Text extract
──────

Life in the Present: Chris Robinson and his Brotherhood create one day at a time

Former Black Crowes singer Chris Robinson had, not secretly, been in a problematic relationship with the band that made him famous for some time. In the final couple of years leading up to the group’s disbanding, he began collecting some songs and formulating ideas for what his next steps in the musical world might bring.

He thought back to the very beginning, on what shaped his love for music and performing from the start. It all went back to his time as a purely local musician, playing for the love of music alone.

“My infinite wisdom came up with, in a sense, walking away from everything that has made me successful in music,” Robinson said. “The second part of that idea as I looked around — because I had attempted said exodus in an early project that didn’t work — was like, ‘How do I make this work without being too simple about it?’”

What he landed on was putting together a California-based band, a collection of local musicians who could easily practice together and perform throughout the area, from a logistical standpoint.

“I get together a group of guys,” Robinson said. “We all live in the same town. We can rehearse here, and we can get it together. Then my idea was for all of us to jump in a van, just us, and do nine weeks of residencies and work out this new batch of tunes I was working on and see if we become a band.”

──────

Your tasks
1. Answer these questions from the article on Chris Robinson's new band:
(a) Which band was Chris Robinson formerly the singer of?
(b) Where is the band he put together based?
(c) How many weeks of residencies did he plan for the group?
2. In two sentences, what does the article on Chris Robinson's new band say?
3. Reproduce a passage from the article on Chris Robinson's new band verbatim: begin at the words "Former Black Crowes" and stop after "of music alone.".
The records after this point aren't needed.

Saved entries
──────

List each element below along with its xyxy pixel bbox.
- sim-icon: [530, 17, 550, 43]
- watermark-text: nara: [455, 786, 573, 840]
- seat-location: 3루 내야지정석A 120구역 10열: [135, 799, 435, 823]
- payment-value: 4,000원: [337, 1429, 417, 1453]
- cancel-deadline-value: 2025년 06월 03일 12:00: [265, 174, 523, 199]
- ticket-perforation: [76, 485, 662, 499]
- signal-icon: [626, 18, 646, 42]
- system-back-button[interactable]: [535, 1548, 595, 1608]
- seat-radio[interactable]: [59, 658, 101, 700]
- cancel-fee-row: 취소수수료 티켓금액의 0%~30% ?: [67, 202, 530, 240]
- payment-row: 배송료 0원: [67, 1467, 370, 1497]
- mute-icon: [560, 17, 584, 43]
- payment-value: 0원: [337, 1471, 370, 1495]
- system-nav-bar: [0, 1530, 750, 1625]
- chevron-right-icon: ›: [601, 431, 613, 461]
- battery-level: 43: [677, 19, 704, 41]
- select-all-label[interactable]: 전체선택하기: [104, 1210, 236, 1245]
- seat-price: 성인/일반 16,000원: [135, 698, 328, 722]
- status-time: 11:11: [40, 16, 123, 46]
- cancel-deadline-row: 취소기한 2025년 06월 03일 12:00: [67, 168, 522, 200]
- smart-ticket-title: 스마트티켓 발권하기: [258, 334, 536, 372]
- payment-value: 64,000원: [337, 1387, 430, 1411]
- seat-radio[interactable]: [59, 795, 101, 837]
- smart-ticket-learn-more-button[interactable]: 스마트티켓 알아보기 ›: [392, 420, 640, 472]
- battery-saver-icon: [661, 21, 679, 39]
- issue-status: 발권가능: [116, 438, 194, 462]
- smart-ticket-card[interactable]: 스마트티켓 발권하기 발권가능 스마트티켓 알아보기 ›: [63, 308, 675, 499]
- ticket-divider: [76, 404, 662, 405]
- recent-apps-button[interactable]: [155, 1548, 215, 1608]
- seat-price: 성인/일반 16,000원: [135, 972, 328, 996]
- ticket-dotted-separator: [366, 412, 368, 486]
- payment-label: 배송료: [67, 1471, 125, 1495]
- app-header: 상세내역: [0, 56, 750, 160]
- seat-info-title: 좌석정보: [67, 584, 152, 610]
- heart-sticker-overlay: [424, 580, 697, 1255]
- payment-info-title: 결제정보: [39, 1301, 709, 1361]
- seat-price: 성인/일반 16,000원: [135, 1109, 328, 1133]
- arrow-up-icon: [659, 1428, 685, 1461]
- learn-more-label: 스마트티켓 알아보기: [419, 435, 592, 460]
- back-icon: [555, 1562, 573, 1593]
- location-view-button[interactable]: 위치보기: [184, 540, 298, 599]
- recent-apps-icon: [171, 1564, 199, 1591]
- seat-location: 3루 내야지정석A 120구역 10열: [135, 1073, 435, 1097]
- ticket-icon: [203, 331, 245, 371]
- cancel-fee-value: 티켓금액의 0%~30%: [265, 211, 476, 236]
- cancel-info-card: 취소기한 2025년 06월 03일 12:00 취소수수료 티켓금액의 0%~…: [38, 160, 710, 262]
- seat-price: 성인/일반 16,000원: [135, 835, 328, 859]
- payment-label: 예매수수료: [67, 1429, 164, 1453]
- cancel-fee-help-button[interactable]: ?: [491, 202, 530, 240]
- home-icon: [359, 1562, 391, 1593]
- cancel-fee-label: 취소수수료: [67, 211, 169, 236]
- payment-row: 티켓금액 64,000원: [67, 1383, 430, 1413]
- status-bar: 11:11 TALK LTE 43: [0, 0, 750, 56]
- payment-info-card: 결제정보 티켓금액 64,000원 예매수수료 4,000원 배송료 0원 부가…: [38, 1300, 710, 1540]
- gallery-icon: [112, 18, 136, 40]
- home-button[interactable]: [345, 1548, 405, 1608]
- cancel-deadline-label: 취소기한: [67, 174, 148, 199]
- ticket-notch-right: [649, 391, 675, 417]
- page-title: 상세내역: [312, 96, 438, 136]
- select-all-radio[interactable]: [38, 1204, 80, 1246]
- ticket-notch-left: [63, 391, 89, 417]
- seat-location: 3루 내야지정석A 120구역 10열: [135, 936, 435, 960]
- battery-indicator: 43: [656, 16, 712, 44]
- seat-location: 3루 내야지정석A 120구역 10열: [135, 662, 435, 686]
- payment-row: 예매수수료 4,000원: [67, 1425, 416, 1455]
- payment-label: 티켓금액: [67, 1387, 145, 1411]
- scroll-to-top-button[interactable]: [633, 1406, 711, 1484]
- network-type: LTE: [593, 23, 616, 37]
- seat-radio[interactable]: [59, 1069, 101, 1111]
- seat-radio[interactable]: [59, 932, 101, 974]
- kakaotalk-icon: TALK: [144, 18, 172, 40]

──────

Solutions to the tasks
1.
(a) The Black Crowes
(b) California
(c) Nine weeks

2. During a problematic relationship with the Black Crowes, Chris Robinson began collecting songs and ideas for his next musical steps, thinking back to his early days as a purely local musician who played for the love of music alone. He settled on a California-based band of local musicians who could rehearse together, with a plan to travel in a van for nine weeks of residencies to work out his new songs and see if they became a band.

3.
Former Black Crowes singer Chris Robinson had, not secretly, been in a problematic relationship with the band that made him famous for some time. In the final couple of years leading up to the group’s disbanding, he began collecting some songs and formulating ideas for what his next steps in the musical world might bring.

He thought back to the very beginning, on what shaped his love for music and performing from the start. It all went back to his time as a purely local musician, playing for the love of music alone.